EXERCISE PROMPT: Can you transcribe every entry word for word, skipping the images?

Records
● ● ● ● ● ● ●

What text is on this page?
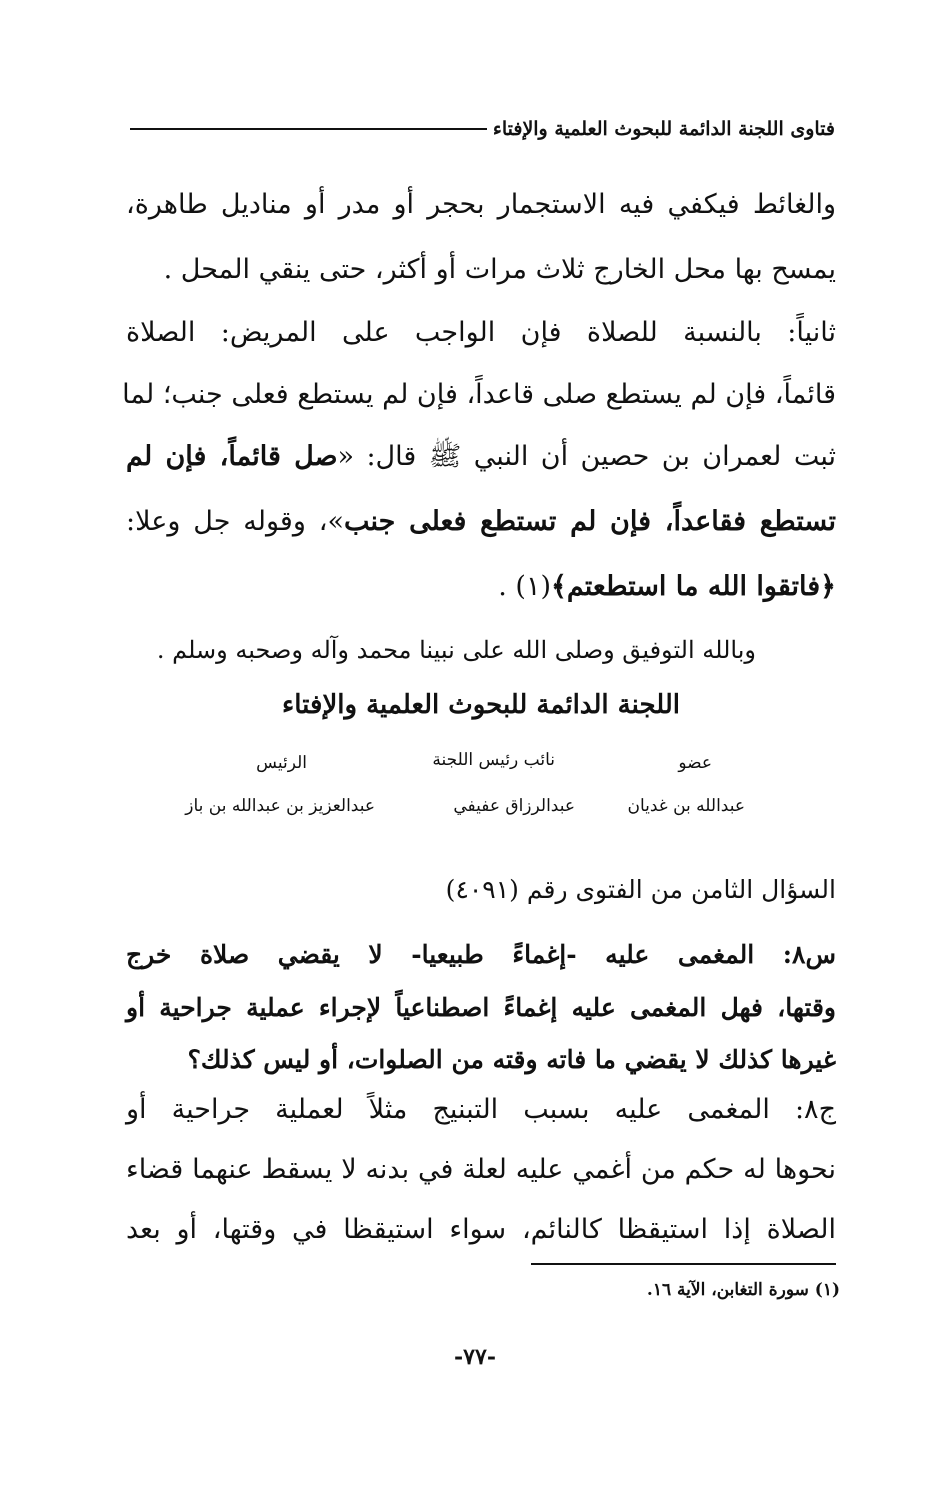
فتاوى اللجنة الدائمة للبحوث العلمية والإفتاء
والغائط فيكفي فيه الاستجمار بحجر أو مدر أو مناديل طاهرة،
يمسح بها محل الخارج ثلاث مرات أو أكثر، حتى ينقي المحل .
ثانياً: بالنسبة للصلاة فإن الواجب على المريض: الصلاة
قائماً، فإن لم يستطع صلى قاعداً، فإن لم يستطع فعلى جنب؛ لما
ثبت لعمران بن حصين أن النبي ﷺ قال: «صل قائماً، فإن لم
تستطع فقاعداً، فإن لم تستطع فعلى جنب»، وقوله جل وعلا:
﴿فاتقوا الله ما استطعتم﴾(١) .
وبالله التوفيق وصلى الله على نبينا محمد وآله وصحبه وسلم .
اللجنة الدائمة للبحوث العلمية والإفتاء
عضو
نائب رئيس اللجنة
الرئيس
عبدالله بن غديان
عبدالرزاق عفيفي
عبدالعزيز بن عبدالله بن باز
السؤال الثامن من الفتوى رقم (٤٠٩١)
س٨: المغمى عليه -إغماءً طبيعيا- لا يقضي صلاة خرج
وقتها، فهل المغمى عليه إغماءً اصطناعياً لإجراء عملية جراحية أو
غيرها كذلك لا يقضي ما فاته وقته من الصلوات، أو ليس كذلك؟
ج٨: المغمى عليه بسبب التبنيج مثلاً لعملية جراحية أو
نحوها له حكم من أغمي عليه لعلة في بدنه لا يسقط عنهما قضاء
الصلاة إذا استيقظا كالنائم، سواء استيقظا في وقتها، أو بعد
(١) سورة التغابن، الآية ١٦.
-٧٧-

● ● ● ● ● ● ●

THE ANSWER:
What text is on this page?
فتاوى اللجنة الدائمة للبحوث العلمية والإفتاء
والغائط فيكفي فيه الاستجمار بحجر أو مدر أو مناديل طاهرة،
يمسح بها محل الخارج ثلاث مرات أو أكثر، حتى ينقي المحل .
ثانياً: بالنسبة للصلاة فإن الواجب على المريض: الصلاة
قائماً، فإن لم يستطع صلى قاعداً، فإن لم يستطع فعلى جنب؛ لما
ثبت لعمران بن حصين أن النبي ﷺ قال: «صل قائماً، فإن لم
تستطع فقاعداً، فإن لم تستطع فعلى جنب»، وقوله جل وعلا:
﴿فاتقوا الله ما استطعتم﴾(١) .
وبالله التوفيق وصلى الله على نبينا محمد وآله وصحبه وسلم .
اللجنة الدائمة للبحوث العلمية والإفتاء
عضو
نائب رئيس اللجنة
الرئيس
عبدالله بن غديان
عبدالرزاق عفيفي
عبدالعزيز بن عبدالله بن باز
السؤال الثامن من الفتوى رقم (٤٠٩١)
س٨: المغمى عليه -إغماءً طبيعيا- لا يقضي صلاة خرج
وقتها، فهل المغمى عليه إغماءً اصطناعياً لإجراء عملية جراحية أو
غيرها كذلك لا يقضي ما فاته وقته من الصلوات، أو ليس كذلك؟
ج٨: المغمى عليه بسبب التبنيج مثلاً لعملية جراحية أو
نحوها له حكم من أغمي عليه لعلة في بدنه لا يسقط عنهما قضاء
الصلاة إذا استيقظا كالنائم، سواء استيقظا في وقتها، أو بعد
(١) سورة التغابن، الآية ١٦.
-٧٧-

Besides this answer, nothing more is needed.